# Data shown
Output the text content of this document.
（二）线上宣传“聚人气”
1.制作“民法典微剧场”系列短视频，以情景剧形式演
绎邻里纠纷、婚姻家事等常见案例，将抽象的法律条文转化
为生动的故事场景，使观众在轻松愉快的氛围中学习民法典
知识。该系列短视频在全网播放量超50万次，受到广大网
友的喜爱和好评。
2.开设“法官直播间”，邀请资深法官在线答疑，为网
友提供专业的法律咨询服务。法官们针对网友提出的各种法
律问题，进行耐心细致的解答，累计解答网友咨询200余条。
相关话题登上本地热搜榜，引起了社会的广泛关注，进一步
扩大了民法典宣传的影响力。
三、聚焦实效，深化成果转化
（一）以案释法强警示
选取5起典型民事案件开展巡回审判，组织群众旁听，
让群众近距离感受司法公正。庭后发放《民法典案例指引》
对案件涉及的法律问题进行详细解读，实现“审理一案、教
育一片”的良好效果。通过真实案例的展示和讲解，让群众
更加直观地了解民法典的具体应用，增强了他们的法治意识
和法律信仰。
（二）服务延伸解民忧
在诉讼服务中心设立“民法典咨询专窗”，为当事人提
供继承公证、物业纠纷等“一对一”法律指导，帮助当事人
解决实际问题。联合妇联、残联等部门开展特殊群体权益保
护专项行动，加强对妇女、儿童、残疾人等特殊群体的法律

==

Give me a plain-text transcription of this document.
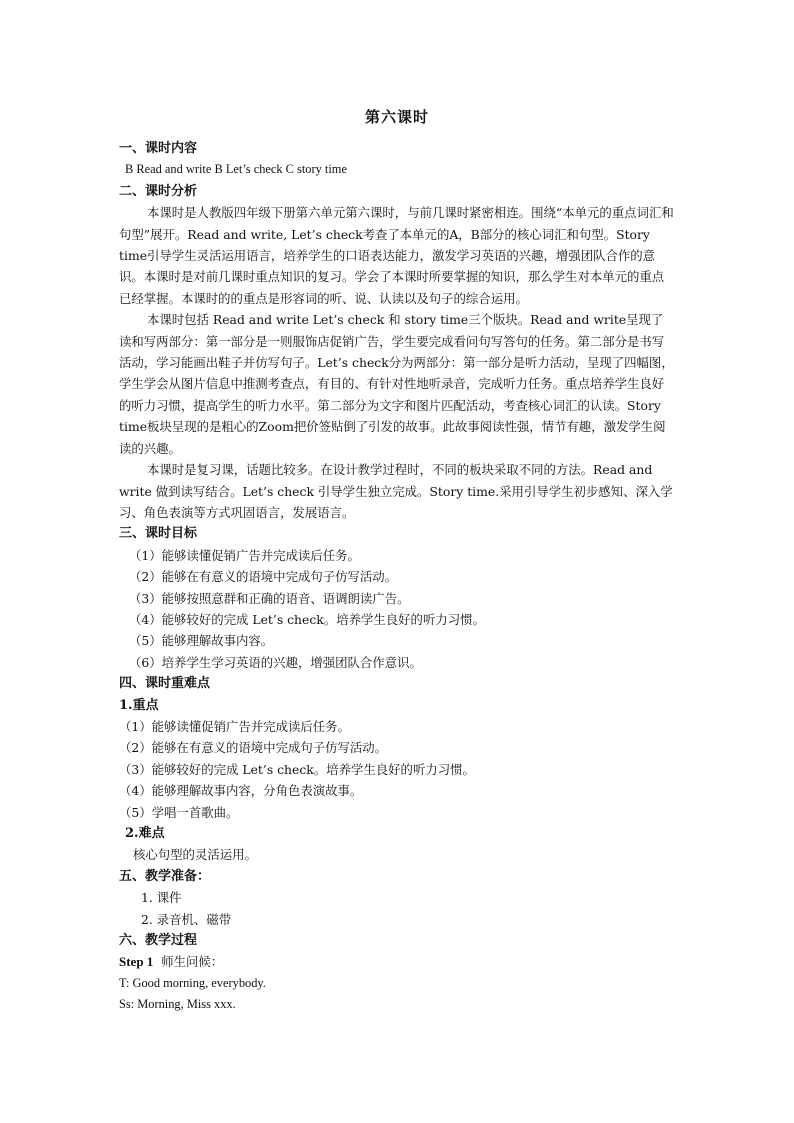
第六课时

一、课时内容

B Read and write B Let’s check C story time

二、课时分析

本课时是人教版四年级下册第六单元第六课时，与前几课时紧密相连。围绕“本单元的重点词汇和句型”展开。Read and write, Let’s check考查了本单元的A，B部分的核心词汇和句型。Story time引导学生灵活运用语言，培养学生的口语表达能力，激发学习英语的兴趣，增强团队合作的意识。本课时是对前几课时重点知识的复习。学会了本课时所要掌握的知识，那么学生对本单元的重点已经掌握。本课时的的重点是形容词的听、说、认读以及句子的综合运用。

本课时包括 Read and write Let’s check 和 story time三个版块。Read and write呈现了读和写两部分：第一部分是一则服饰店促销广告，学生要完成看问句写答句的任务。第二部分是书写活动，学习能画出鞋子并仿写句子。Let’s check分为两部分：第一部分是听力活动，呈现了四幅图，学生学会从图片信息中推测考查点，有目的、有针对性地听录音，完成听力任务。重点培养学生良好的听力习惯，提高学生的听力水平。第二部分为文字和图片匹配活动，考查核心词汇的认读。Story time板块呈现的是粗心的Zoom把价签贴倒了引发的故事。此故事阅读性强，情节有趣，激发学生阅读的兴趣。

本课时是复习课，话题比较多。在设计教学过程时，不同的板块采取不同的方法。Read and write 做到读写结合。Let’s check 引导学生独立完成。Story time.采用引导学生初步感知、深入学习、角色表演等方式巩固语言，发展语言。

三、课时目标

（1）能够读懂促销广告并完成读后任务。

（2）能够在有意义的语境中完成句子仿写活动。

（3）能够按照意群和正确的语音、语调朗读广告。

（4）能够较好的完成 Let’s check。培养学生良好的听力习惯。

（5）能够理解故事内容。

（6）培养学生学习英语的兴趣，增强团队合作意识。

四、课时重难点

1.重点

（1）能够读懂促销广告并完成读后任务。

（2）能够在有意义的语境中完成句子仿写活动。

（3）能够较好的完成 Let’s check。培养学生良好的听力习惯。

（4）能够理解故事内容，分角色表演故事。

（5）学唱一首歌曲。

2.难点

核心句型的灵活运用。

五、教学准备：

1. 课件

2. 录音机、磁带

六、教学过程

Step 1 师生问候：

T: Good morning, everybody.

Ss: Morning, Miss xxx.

# What the exercise asks
Locate the word "Read" in the records and collect each line it appears in.

# Answer for this exercise
B Read and write B Let’s check C story time
本课时是人教版四年级下册第六单元第六课时，与前几课时紧密相连。围绕“本单元的重点词汇和句型”展开。Read and write, Let’s check考查了本单元的A，B部分的核心词汇和句型。Story time引导学生灵活运用语言，培养学生的口语表达能力，激发学习英语的兴趣，增强团队合作的意识。本课时是对前几课时重点知识的复习。学会了本课时所要掌握的知识，那么学生对本单元的重点已经掌握。本课时的的重点是形容词的听、说、认读以及句子的综合运用。
本课时包括 Read and write Let’s check 和 story time三个版块。Read and write呈现了读和写两部分：第一部分是一则服饰店促销广告，学生要完成看问句写答句的任务。第二部分是书写活动，学习能画出鞋子并仿写句子。Let’s check分为两部分：第一部分是听力活动，呈现了四幅图，学生学会从图片信息中推测考查点，有目的、有针对性地听录音，完成听力任务。重点培养学生良好的听力习惯，提高学生的听力水平。第二部分为文字和图片匹配活动，考查核心词汇的认读。Story time板块呈现的是粗心的Zoom把价签贴倒了引发的故事。此故事阅读性强，情节有趣，激发学生阅读的兴趣。
本课时是复习课，话题比较多。在设计教学过程时，不同的板块采取不同的方法。Read and write 做到读写结合。Let’s check 引导学生独立完成。Story time.采用引导学生初步感知、深入学习、角色表演等方式巩固语言，发展语言。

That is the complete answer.